From the listing, collect all lines containing the word "Gemeindekasse".

Stored items =
++++++

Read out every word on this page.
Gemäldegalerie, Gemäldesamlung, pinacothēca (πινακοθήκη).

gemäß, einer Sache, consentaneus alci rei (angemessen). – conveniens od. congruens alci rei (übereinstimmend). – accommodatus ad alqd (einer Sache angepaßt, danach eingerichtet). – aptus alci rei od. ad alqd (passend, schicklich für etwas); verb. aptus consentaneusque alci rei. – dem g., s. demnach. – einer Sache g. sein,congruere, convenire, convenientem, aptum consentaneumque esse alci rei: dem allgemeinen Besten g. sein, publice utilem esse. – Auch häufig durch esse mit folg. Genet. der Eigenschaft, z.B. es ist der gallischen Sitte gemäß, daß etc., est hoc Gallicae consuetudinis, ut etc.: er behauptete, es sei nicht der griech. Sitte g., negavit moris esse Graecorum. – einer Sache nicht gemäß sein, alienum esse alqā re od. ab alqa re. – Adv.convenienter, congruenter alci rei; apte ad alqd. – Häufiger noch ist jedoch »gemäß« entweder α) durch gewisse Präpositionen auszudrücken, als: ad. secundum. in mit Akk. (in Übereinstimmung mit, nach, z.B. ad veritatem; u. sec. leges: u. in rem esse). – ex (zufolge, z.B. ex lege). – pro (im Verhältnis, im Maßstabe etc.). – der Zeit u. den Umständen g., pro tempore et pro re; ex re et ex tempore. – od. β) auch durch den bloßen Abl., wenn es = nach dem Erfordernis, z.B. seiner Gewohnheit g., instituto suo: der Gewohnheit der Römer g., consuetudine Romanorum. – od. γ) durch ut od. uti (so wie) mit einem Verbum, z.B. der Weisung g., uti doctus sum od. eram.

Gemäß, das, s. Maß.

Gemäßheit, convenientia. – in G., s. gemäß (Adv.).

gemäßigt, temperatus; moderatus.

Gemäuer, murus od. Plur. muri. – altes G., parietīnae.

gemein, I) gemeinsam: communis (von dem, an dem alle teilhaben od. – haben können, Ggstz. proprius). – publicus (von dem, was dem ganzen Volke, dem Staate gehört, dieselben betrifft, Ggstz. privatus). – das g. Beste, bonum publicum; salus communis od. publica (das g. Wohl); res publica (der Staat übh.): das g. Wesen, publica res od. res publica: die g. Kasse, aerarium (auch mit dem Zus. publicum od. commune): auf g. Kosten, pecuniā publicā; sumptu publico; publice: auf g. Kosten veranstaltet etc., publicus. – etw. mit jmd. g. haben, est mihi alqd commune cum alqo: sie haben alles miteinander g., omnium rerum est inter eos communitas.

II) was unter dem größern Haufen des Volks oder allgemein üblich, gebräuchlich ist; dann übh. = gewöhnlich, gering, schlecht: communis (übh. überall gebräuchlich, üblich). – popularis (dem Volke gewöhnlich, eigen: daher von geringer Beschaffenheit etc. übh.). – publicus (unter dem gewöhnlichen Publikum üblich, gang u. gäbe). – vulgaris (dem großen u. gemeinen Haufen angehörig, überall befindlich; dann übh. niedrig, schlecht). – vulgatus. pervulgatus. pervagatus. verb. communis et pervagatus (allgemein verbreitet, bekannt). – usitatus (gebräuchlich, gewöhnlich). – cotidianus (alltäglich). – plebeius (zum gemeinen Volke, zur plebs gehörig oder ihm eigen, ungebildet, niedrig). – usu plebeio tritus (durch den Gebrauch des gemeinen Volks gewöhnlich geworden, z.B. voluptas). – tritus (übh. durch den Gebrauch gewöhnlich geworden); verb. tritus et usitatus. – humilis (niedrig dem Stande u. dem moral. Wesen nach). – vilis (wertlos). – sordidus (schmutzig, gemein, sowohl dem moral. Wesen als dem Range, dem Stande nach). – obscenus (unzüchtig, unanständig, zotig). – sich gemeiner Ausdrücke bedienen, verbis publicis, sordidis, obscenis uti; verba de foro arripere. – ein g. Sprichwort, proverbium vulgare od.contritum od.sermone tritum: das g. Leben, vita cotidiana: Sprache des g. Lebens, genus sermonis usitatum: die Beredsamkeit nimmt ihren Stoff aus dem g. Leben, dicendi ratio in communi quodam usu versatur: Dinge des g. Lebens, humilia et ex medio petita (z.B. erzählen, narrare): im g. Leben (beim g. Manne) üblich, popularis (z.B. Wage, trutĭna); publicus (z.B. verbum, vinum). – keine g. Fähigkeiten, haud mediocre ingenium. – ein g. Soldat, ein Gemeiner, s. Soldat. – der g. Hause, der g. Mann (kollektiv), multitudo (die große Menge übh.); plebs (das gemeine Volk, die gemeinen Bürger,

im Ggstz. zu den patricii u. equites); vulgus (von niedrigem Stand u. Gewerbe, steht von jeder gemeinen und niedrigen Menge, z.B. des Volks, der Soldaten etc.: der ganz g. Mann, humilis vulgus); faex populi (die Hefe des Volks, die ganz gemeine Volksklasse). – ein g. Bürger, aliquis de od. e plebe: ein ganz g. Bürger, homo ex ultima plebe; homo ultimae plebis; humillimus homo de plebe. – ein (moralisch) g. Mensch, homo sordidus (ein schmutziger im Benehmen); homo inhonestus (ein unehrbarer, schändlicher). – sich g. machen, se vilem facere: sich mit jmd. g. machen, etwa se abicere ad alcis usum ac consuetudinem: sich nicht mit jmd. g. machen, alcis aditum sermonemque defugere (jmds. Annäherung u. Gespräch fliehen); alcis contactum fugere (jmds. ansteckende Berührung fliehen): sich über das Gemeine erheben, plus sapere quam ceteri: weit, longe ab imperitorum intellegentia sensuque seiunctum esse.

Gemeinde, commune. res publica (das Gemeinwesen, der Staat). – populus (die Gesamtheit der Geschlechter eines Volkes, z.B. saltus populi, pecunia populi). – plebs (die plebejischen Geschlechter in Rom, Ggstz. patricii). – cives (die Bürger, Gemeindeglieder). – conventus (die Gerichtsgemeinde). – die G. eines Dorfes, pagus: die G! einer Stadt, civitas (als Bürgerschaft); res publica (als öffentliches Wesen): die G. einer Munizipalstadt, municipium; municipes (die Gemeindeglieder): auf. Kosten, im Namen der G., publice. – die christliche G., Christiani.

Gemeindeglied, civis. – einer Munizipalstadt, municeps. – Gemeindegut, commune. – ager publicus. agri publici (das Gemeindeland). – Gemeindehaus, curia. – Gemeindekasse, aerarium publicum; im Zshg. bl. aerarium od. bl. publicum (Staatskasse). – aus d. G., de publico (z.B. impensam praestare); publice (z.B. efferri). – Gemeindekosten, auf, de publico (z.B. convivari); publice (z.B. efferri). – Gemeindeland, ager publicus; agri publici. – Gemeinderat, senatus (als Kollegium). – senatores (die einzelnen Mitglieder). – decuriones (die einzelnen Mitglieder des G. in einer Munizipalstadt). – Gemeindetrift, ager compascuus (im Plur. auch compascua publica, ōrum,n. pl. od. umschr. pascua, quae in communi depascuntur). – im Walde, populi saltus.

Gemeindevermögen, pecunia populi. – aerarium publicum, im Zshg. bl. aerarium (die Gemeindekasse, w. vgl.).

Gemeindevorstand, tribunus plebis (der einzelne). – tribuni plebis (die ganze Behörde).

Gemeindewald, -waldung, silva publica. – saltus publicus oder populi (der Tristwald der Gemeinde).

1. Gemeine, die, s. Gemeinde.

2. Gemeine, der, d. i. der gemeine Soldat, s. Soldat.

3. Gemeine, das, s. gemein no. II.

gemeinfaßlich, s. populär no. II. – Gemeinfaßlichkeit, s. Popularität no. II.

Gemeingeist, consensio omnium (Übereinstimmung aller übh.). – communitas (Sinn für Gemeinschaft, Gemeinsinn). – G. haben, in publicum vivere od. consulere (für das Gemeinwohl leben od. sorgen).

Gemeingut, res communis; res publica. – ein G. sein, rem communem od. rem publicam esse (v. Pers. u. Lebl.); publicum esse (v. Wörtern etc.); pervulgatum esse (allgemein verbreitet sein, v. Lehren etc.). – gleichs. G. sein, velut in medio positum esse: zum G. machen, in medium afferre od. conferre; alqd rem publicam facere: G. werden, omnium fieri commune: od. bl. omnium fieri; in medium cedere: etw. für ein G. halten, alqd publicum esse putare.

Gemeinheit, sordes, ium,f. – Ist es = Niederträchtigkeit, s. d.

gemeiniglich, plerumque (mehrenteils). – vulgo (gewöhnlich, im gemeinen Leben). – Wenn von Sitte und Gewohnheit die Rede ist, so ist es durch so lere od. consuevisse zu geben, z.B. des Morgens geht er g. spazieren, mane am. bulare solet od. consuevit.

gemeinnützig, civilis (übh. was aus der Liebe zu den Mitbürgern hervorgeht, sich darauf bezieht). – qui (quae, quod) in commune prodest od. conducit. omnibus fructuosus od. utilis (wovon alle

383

++++++

FINAL RESULT =
Gemeindeglied, civis. – einer Munizipalstadt, municeps. – Gemeindegut, commune. – ager publicus. agri publici (das Gemeindeland). – Gemeindehaus, curia. – Gemeindekasse, aerarium publicum; im Zshg. bl. aerarium od. bl. publicum (Staatskasse). – aus d. G., de publico (z.B. impensam praestare); publice (z.B. efferri). – Gemeindekosten, auf, de publico (z.B. convivari); publice (z.B. efferri). – Gemeindeland, ager publicus; agri publici. – Gemeinderat, senatus (als Kollegium). – senatores (die einzelnen Mitglieder). – decuriones (die einzelnen Mitglieder des G. in einer Munizipalstadt). – Gemeindetrift, ager compascuus (im Plur. auch compascua publica, ōrum,n. pl. od. umschr. pascua, quae in communi depascuntur). – im Walde, populi saltus.
Gemeindevermögen, pecunia populi. – aerarium publicum, im Zshg. bl. aerarium (die Gemeindekasse, w. vgl.).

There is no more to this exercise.